=== Data to process ===
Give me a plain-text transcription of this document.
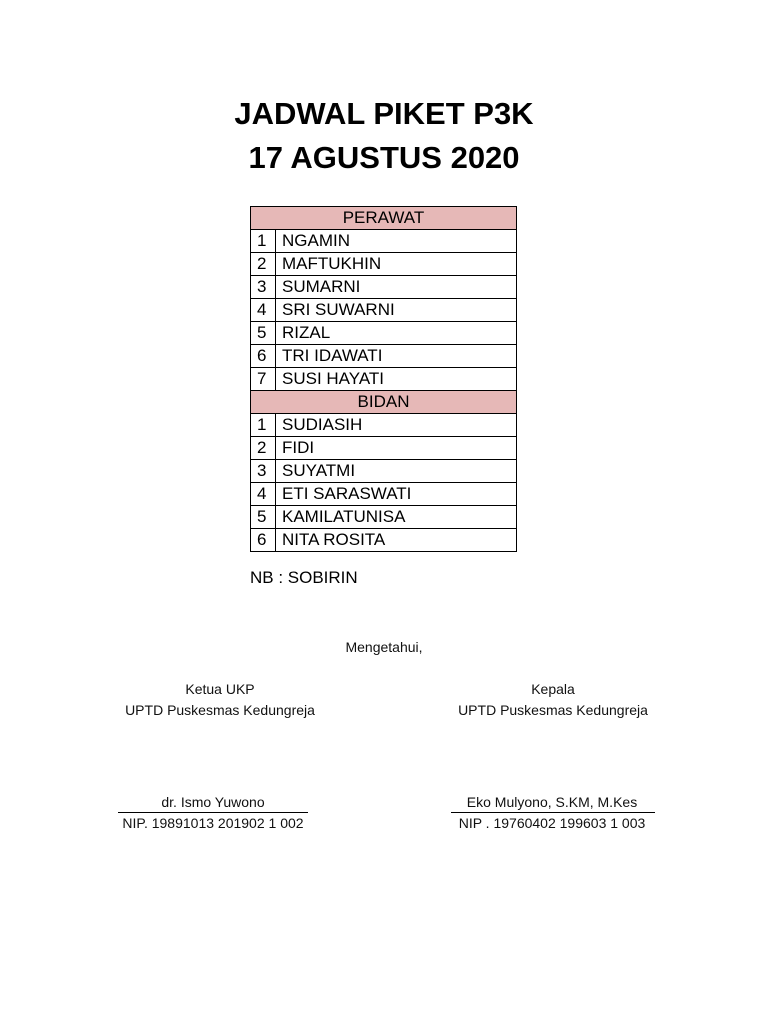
JADWAL PIKET P3K
17 AGUSTUS 2020
PERAWAT	
1	NGAMIN
2	MAFTUKHIN
3	SUMARNI
4	SRI SUWARNI
5	RIZAL
6	TRI IDAWATI
7	SUSI HAYATI
BIDAN	
1	SUDIASIH
2	FIDI
3	SUYATMI
4	ETI SARASWATI
5	KAMILATUNISA
6	NITA ROSITA
NB : SOBIRIN
Mengetahui,
Ketua UKP
UPTD Puskesmas Kedungreja
dr. Ismo Yuwono
NIP. 19891013 201902 1 002
Kepala
UPTD Puskesmas Kedungreja
Eko Mulyono, S.KM, M.Kes
NIP . 19760402 199603 1 003
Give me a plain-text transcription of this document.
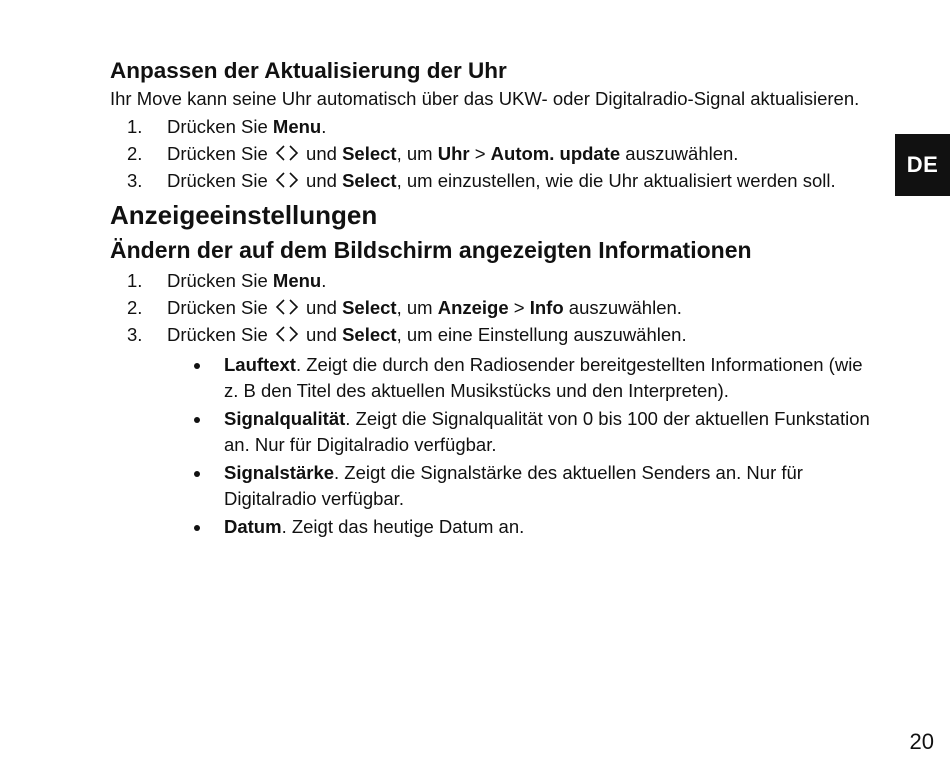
Anpassen der Aktualisierung der Uhr

Ihr Move kann seine Uhr automatisch über das UKW- oder Digitalradio-Signal aktualisieren.

1. Drücken Sie Menu.
2. Drücken Sie  und Select, um Uhr > Autom. update auszuwählen.
3. Drücken Sie  und Select, um einzustellen, wie die Uhr aktualisiert werden soll.
Anzeigeeinstellungen
Ändern der auf dem Bildschirm angezeigten Informationen
1. Drücken Sie Menu.
2. Drücken Sie  und Select, um Anzeige > Info auszuwählen.
3. Drücken Sie  und Select, um eine Einstellung auszuwählen.
Lauftext. Zeigt die durch den Radiosender bereitgestellten Informationen (wie z. B den Titel des aktuellen Musikstücks und den Interpreten).
Signalqualität. Zeigt die Signalqualität von 0 bis 100 der aktuellen Funkstation an. Nur für Digitalradio verfügbar.
Signalstärke. Zeigt die Signalstärke des aktuellen Senders an. Nur für Digitalradio verfügbar.
Datum. Zeigt das heutige Datum an.
DE
20
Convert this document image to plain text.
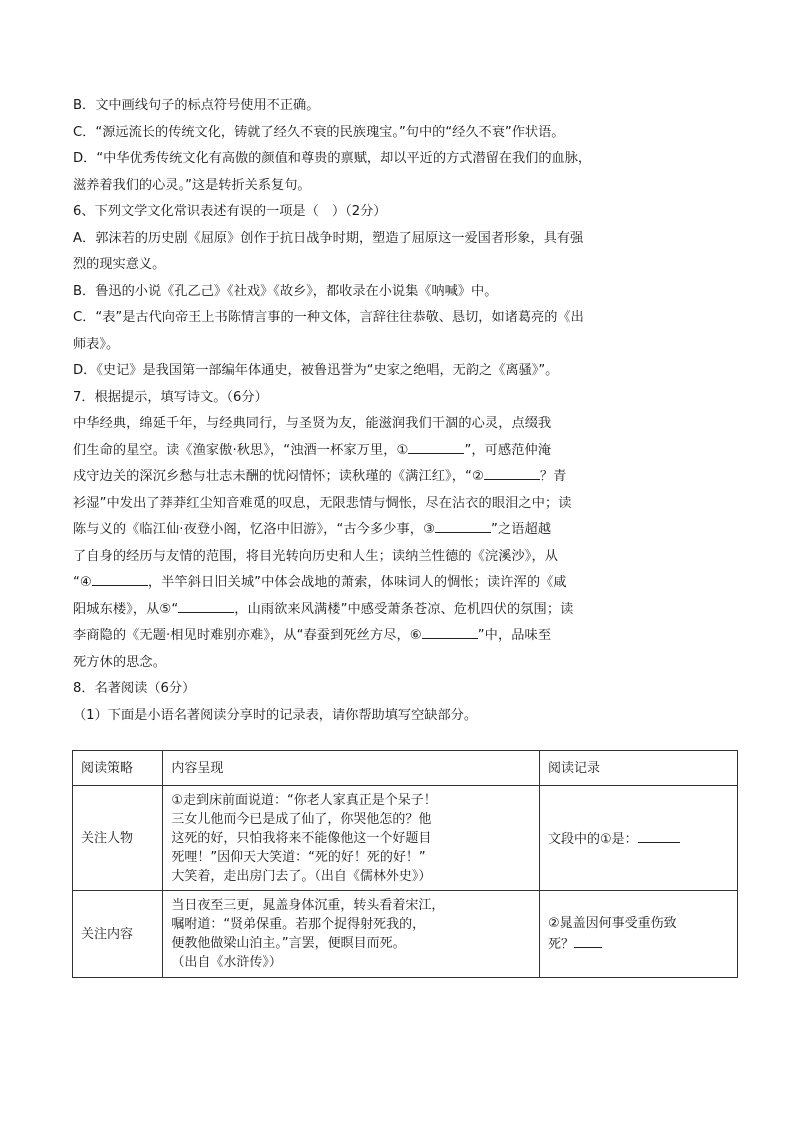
B．文中画线句子的标点符号使用不正确。
C．“源远流长的传统文化，铸就了经久不衰的民族瑰宝。”句中的“经久不衰”作状语。
D．“中华优秀传统文化有高傲的颜值和尊贵的禀赋，却以平近的方式潜留在我们的血脉，
滋养着我们的心灵。”这是转折关系复句。
6、下列文学文化常识表述有误的一项是（　）（2分）
A．郭沫若的历史剧《屈原》创作于抗日战争时期，塑造了屈原这一爱国者形象，具有强
烈的现实意义。
B．鲁迅的小说《孔乙己》《社戏》《故乡》，都收录在小说集《呐喊》中。
C．“表”是古代向帝王上书陈情言事的一种文体，言辞往往恭敬、恳切，如诸葛亮的《出
师表》。
D．《史记》是我国第一部编年体通史，被鲁迅誉为“史家之绝唱，无韵之《离骚》”。
7．根据提示，填写诗文。（6分）
中华经典，绵延千年，与经典同行，与圣贤为友，能滋润我们干涸的心灵，点缀我
们生命的星空。读《渔家傲·秋思》，“浊酒一杯家万里，①	”，可感范仲淹
戍守边关的深沉乡愁与壮志未酬的忧闷情怀；读秋瑾的《满江红》，“②	？青
衫湿”中发出了莽莽红尘知音难觅的叹息，无限悲情与惆怅，尽在沾衣的眼泪之中；读
陈与义的《临江仙·夜登小阁，忆洛中旧游》，“古今多少事，③	”之语超越
了自身的经历与友情的范围，将目光转向历史和人生；读纳兰性德的《浣溪沙》，从
“④	，半竿斜日旧关城”中体会战地的萧索，体味词人的惆怅；读许浑的《咸
阳城东楼》，从⑤“	，山雨欲来风满楼”中感受萧条苍凉、危机四伏的氛围；读
李商隐的《无题·相见时难别亦难》，从“春蚕到死丝方尽，⑥	”中，品味至
死方休的思念。
8．名著阅读（6分）
（1）下面是小语名著阅读分享时的记录表，请你帮助填写空缺部分。
阅读策略	内容呈现	阅读记录
关注人物	①走到床前面说道：“你老人家真正是个呆子！
三女儿他而今已是成了仙了，你哭他怎的？他
这死的好，只怕我将来不能像他这一个好题目
死哩！”因仰天大笑道：“死的好！死的好！”
大笑着，走出房门去了。（出自《儒林外史》）	文段中的①是：

关注内容	当日夜至三更，晁盖身体沉重，转头看着宋江，
嘱咐道：“贤弟保重。若那个捉得射死我的，
便教他做梁山泊主。”言罢，便瞑目而死。
（出自《水浒传》）	②晁盖因何事受重伤致
死？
===
** What is required **
Pick out every line above that contains the word "Select" and copy it.

** Result below **
2. Drücken Sie  und Select, um Uhr > Autom. update auszuwählen.
3. Drücken Sie  und Select, um einzustellen, wie die Uhr aktualisiert werden soll.
2. Drücken Sie  und Select, um Anzeige > Info auszuwählen.
3. Drücken Sie  und Select, um eine Einstellung auszuwählen.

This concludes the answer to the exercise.